Given instruction:
Copy out the listing that follows, exact in every word, and skip the images.

Dataset extract:

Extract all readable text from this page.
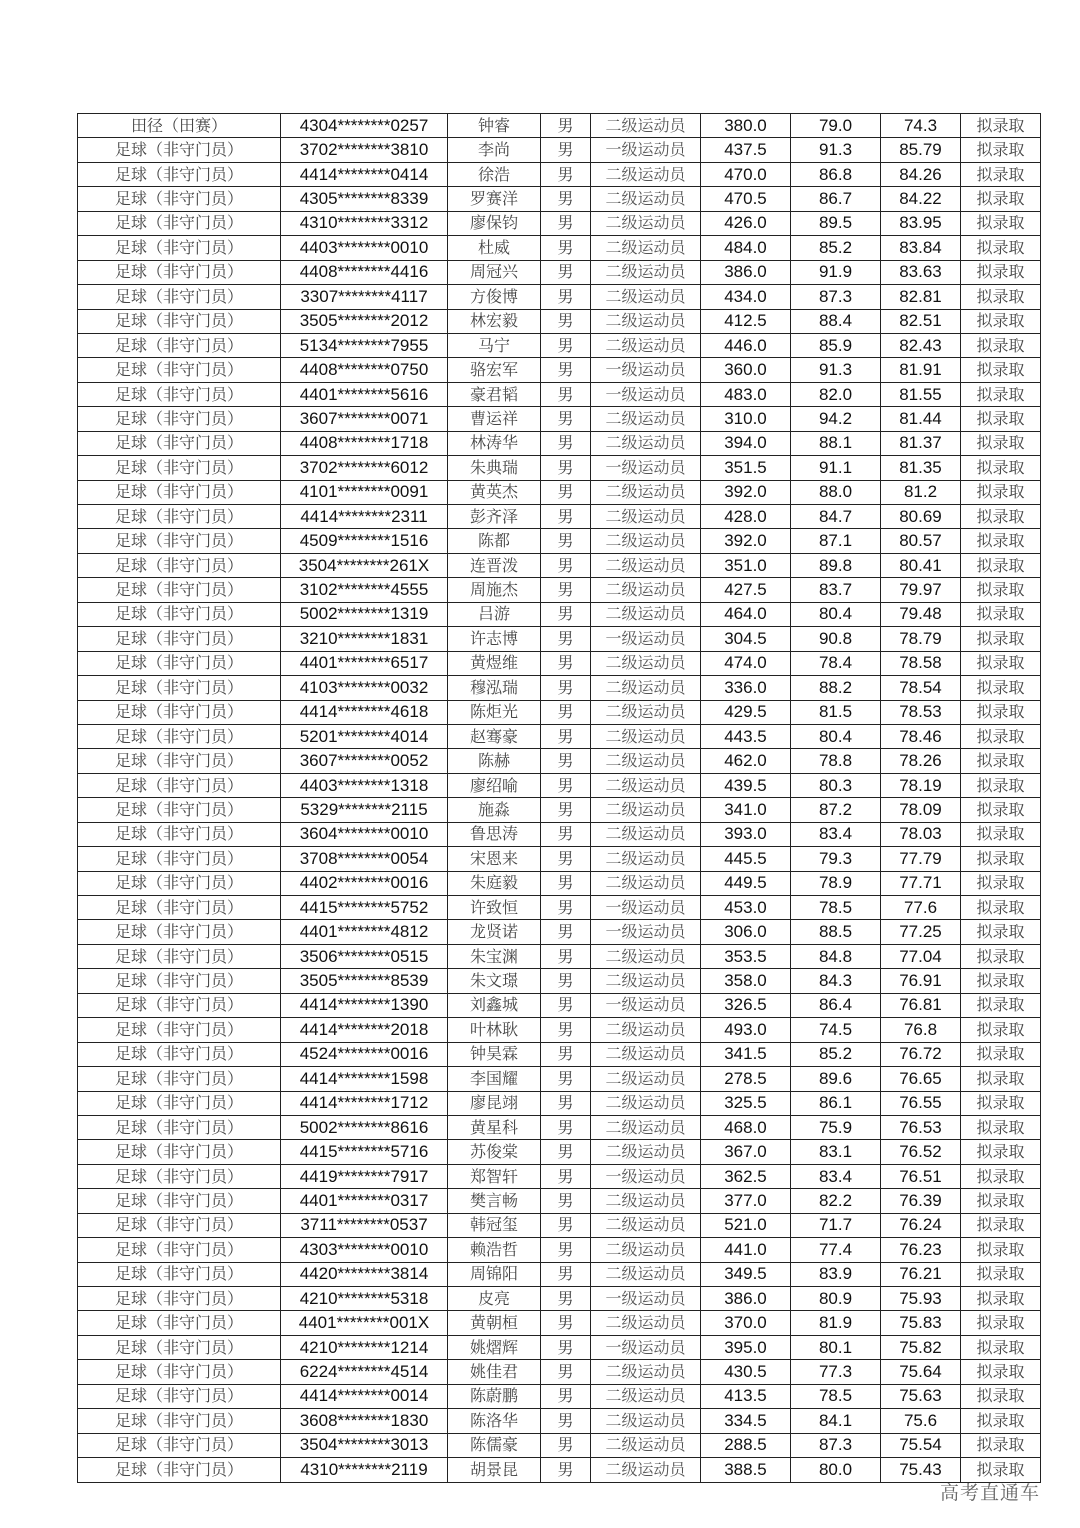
田径（田赛）	4304********0257	钟睿	男	二级运动员	380.0	79.0	74.3	拟录取
足球（非守门员）	3702********3810	李尚	男	一级运动员	437.5	91.3	85.79	拟录取
足球（非守门员）	4414********0414	徐浩	男	二级运动员	470.0	86.8	84.26	拟录取
足球（非守门员）	4305********8339	罗赛洋	男	二级运动员	470.5	86.7	84.22	拟录取
足球（非守门员）	4310********3312	廖保钧	男	二级运动员	426.0	89.5	83.95	拟录取
足球（非守门员）	4403********0010	杜威	男	二级运动员	484.0	85.2	83.84	拟录取
足球（非守门员）	4408********4416	周冠兴	男	二级运动员	386.0	91.9	83.63	拟录取
足球（非守门员）	3307********4117	方俊博	男	二级运动员	434.0	87.3	82.81	拟录取
足球（非守门员）	3505********2012	林宏毅	男	二级运动员	412.5	88.4	82.51	拟录取
足球（非守门员）	5134********7955	马宁	男	二级运动员	446.0	85.9	82.43	拟录取
足球（非守门员）	4408********0750	骆宏军	男	一级运动员	360.0	91.3	81.91	拟录取
足球（非守门员）	4401********5616	豪君韬	男	一级运动员	483.0	82.0	81.55	拟录取
足球（非守门员）	3607********0071	曹运祥	男	二级运动员	310.0	94.2	81.44	拟录取
足球（非守门员）	4408********1718	林涛华	男	二级运动员	394.0	88.1	81.37	拟录取
足球（非守门员）	3702********6012	朱典瑞	男	一级运动员	351.5	91.1	81.35	拟录取
足球（非守门员）	4101********0091	黄英杰	男	二级运动员	392.0	88.0	81.2	拟录取
足球（非守门员）	4414********2311	彭齐泽	男	二级运动员	428.0	84.7	80.69	拟录取
足球（非守门员）	4509********1516	陈都	男	二级运动员	392.0	87.1	80.57	拟录取
足球（非守门员）	3504********261X	连晋泼	男	二级运动员	351.0	89.8	80.41	拟录取
足球（非守门员）	3102********4555	周施杰	男	二级运动员	427.5	83.7	79.97	拟录取
足球（非守门员）	5002********1319	吕游	男	二级运动员	464.0	80.4	79.48	拟录取
足球（非守门员）	3210********1831	许志博	男	一级运动员	304.5	90.8	78.79	拟录取
足球（非守门员）	4401********6517	黄煜维	男	二级运动员	474.0	78.4	78.58	拟录取
足球（非守门员）	4103********0032	穆泓瑞	男	二级运动员	336.0	88.2	78.54	拟录取
足球（非守门员）	4414********4618	陈炬光	男	二级运动员	429.5	81.5	78.53	拟录取
足球（非守门员）	5201********4014	赵骞豪	男	二级运动员	443.5	80.4	78.46	拟录取
足球（非守门员）	3607********0052	陈赫	男	二级运动员	462.0	78.8	78.26	拟录取
足球（非守门员）	4403********1318	廖绍喻	男	二级运动员	439.5	80.3	78.19	拟录取
足球（非守门员）	5329********2115	施淼	男	二级运动员	341.0	87.2	78.09	拟录取
足球（非守门员）	3604********0010	鲁思涛	男	二级运动员	393.0	83.4	78.03	拟录取
足球（非守门员）	3708********0054	宋恩来	男	二级运动员	445.5	79.3	77.79	拟录取
足球（非守门员）	4402********0016	朱庭毅	男	二级运动员	449.5	78.9	77.71	拟录取
足球（非守门员）	4415********5752	许致恒	男	一级运动员	453.0	78.5	77.6	拟录取
足球（非守门员）	4401********4812	龙贤诺	男	一级运动员	306.0	88.5	77.25	拟录取
足球（非守门员）	3506********0515	朱宝渊	男	二级运动员	353.5	84.8	77.04	拟录取
足球（非守门员）	3505********8539	朱文璟	男	二级运动员	358.0	84.3	76.91	拟录取
足球（非守门员）	4414********1390	刘鑫城	男	一级运动员	326.5	86.4	76.81	拟录取
足球（非守门员）	4414********2018	叶林耿	男	二级运动员	493.0	74.5	76.8	拟录取
足球（非守门员）	4524********0016	钟昊霖	男	二级运动员	341.5	85.2	76.72	拟录取
足球（非守门员）	4414********1598	李国耀	男	二级运动员	278.5	89.6	76.65	拟录取
足球（非守门员）	4414********1712	廖昆翊	男	二级运动员	325.5	86.1	76.55	拟录取
足球（非守门员）	5002********8616	黄星科	男	二级运动员	468.0	75.9	76.53	拟录取
足球（非守门员）	4415********5716	苏俊棠	男	二级运动员	367.0	83.1	76.52	拟录取
足球（非守门员）	4419********7917	郑智轩	男	一级运动员	362.5	83.4	76.51	拟录取
足球（非守门员）	4401********0317	樊言畅	男	二级运动员	377.0	82.2	76.39	拟录取
足球（非守门员）	3711********0537	韩冠玺	男	二级运动员	521.0	71.7	76.24	拟录取
足球（非守门员）	4303********0010	赖浩哲	男	二级运动员	441.0	77.4	76.23	拟录取
足球（非守门员）	4420********3814	周锦阳	男	二级运动员	349.5	83.9	76.21	拟录取
足球（非守门员）	4210********5318	皮亮	男	一级运动员	386.0	80.9	75.93	拟录取
足球（非守门员）	4401********001X	黄朝桓	男	二级运动员	370.0	81.9	75.83	拟录取
足球（非守门员）	4210********1214	姚熠辉	男	一级运动员	395.0	80.1	75.82	拟录取
足球（非守门员）	6224********4514	姚佳君	男	二级运动员	430.5	77.3	75.64	拟录取
足球（非守门员）	4414********0014	陈蔚鹏	男	二级运动员	413.5	78.5	75.63	拟录取
足球（非守门员）	3608********1830	陈洛华	男	二级运动员	334.5	84.1	75.6	拟录取
足球（非守门员）	3504********3013	陈儒豪	男	二级运动员	288.5	87.3	75.54	拟录取
足球（非守门员）	4310********2119	胡景昆	男	二级运动员	388.5	80.0	75.43	拟录取
高考直通车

Correct output:
Extract all readable text from this page.
田径（田赛）	4304********0257	钟睿	男	二级运动员	380.0	79.0	74.3	拟录取
足球（非守门员）	3702********3810	李尚	男	一级运动员	437.5	91.3	85.79	拟录取
足球（非守门员）	4414********0414	徐浩	男	二级运动员	470.0	86.8	84.26	拟录取
足球（非守门员）	4305********8339	罗赛洋	男	二级运动员	470.5	86.7	84.22	拟录取
足球（非守门员）	4310********3312	廖保钧	男	二级运动员	426.0	89.5	83.95	拟录取
足球（非守门员）	4403********0010	杜威	男	二级运动员	484.0	85.2	83.84	拟录取
足球（非守门员）	4408********4416	周冠兴	男	二级运动员	386.0	91.9	83.63	拟录取
足球（非守门员）	3307********4117	方俊博	男	二级运动员	434.0	87.3	82.81	拟录取
足球（非守门员）	3505********2012	林宏毅	男	二级运动员	412.5	88.4	82.51	拟录取
足球（非守门员）	5134********7955	马宁	男	二级运动员	446.0	85.9	82.43	拟录取
足球（非守门员）	4408********0750	骆宏军	男	一级运动员	360.0	91.3	81.91	拟录取
足球（非守门员）	4401********5616	豪君韬	男	一级运动员	483.0	82.0	81.55	拟录取
足球（非守门员）	3607********0071	曹运祥	男	二级运动员	310.0	94.2	81.44	拟录取
足球（非守门员）	4408********1718	林涛华	男	二级运动员	394.0	88.1	81.37	拟录取
足球（非守门员）	3702********6012	朱典瑞	男	一级运动员	351.5	91.1	81.35	拟录取
足球（非守门员）	4101********0091	黄英杰	男	二级运动员	392.0	88.0	81.2	拟录取
足球（非守门员）	4414********2311	彭齐泽	男	二级运动员	428.0	84.7	80.69	拟录取
足球（非守门员）	4509********1516	陈都	男	二级运动员	392.0	87.1	80.57	拟录取
足球（非守门员）	3504********261X	连晋泼	男	二级运动员	351.0	89.8	80.41	拟录取
足球（非守门员）	3102********4555	周施杰	男	二级运动员	427.5	83.7	79.97	拟录取
足球（非守门员）	5002********1319	吕游	男	二级运动员	464.0	80.4	79.48	拟录取
足球（非守门员）	3210********1831	许志博	男	一级运动员	304.5	90.8	78.79	拟录取
足球（非守门员）	4401********6517	黄煜维	男	二级运动员	474.0	78.4	78.58	拟录取
足球（非守门员）	4103********0032	穆泓瑞	男	二级运动员	336.0	88.2	78.54	拟录取
足球（非守门员）	4414********4618	陈炬光	男	二级运动员	429.5	81.5	78.53	拟录取
足球（非守门员）	5201********4014	赵骞豪	男	二级运动员	443.5	80.4	78.46	拟录取
足球（非守门员）	3607********0052	陈赫	男	二级运动员	462.0	78.8	78.26	拟录取
足球（非守门员）	4403********1318	廖绍喻	男	二级运动员	439.5	80.3	78.19	拟录取
足球（非守门员）	5329********2115	施淼	男	二级运动员	341.0	87.2	78.09	拟录取
足球（非守门员）	3604********0010	鲁思涛	男	二级运动员	393.0	83.4	78.03	拟录取
足球（非守门员）	3708********0054	宋恩来	男	二级运动员	445.5	79.3	77.79	拟录取
足球（非守门员）	4402********0016	朱庭毅	男	二级运动员	449.5	78.9	77.71	拟录取
足球（非守门员）	4415********5752	许致恒	男	一级运动员	453.0	78.5	77.6	拟录取
足球（非守门员）	4401********4812	龙贤诺	男	一级运动员	306.0	88.5	77.25	拟录取
足球（非守门员）	3506********0515	朱宝渊	男	二级运动员	353.5	84.8	77.04	拟录取
足球（非守门员）	3505********8539	朱文璟	男	二级运动员	358.0	84.3	76.91	拟录取
足球（非守门员）	4414********1390	刘鑫城	男	一级运动员	326.5	86.4	76.81	拟录取
足球（非守门员）	4414********2018	叶林耿	男	二级运动员	493.0	74.5	76.8	拟录取
足球（非守门员）	4524********0016	钟昊霖	男	二级运动员	341.5	85.2	76.72	拟录取
足球（非守门员）	4414********1598	李国耀	男	二级运动员	278.5	89.6	76.65	拟录取
足球（非守门员）	4414********1712	廖昆翊	男	二级运动员	325.5	86.1	76.55	拟录取
足球（非守门员）	5002********8616	黄星科	男	二级运动员	468.0	75.9	76.53	拟录取
足球（非守门员）	4415********5716	苏俊棠	男	二级运动员	367.0	83.1	76.52	拟录取
足球（非守门员）	4419********7917	郑智轩	男	一级运动员	362.5	83.4	76.51	拟录取
足球（非守门员）	4401********0317	樊言畅	男	二级运动员	377.0	82.2	76.39	拟录取
足球（非守门员）	3711********0537	韩冠玺	男	二级运动员	521.0	71.7	76.24	拟录取
足球（非守门员）	4303********0010	赖浩哲	男	二级运动员	441.0	77.4	76.23	拟录取
足球（非守门员）	4420********3814	周锦阳	男	二级运动员	349.5	83.9	76.21	拟录取
足球（非守门员）	4210********5318	皮亮	男	一级运动员	386.0	80.9	75.93	拟录取
足球（非守门员）	4401********001X	黄朝桓	男	二级运动员	370.0	81.9	75.83	拟录取
足球（非守门员）	4210********1214	姚熠辉	男	一级运动员	395.0	80.1	75.82	拟录取
足球（非守门员）	6224********4514	姚佳君	男	二级运动员	430.5	77.3	75.64	拟录取
足球（非守门员）	4414********0014	陈蔚鹏	男	二级运动员	413.5	78.5	75.63	拟录取
足球（非守门员）	3608********1830	陈洛华	男	二级运动员	334.5	84.1	75.6	拟录取
足球（非守门员）	3504********3013	陈儒豪	男	二级运动员	288.5	87.3	75.54	拟录取
足球（非守门员）	4310********2119	胡景昆	男	二级运动员	388.5	80.0	75.43	拟录取
高考直通车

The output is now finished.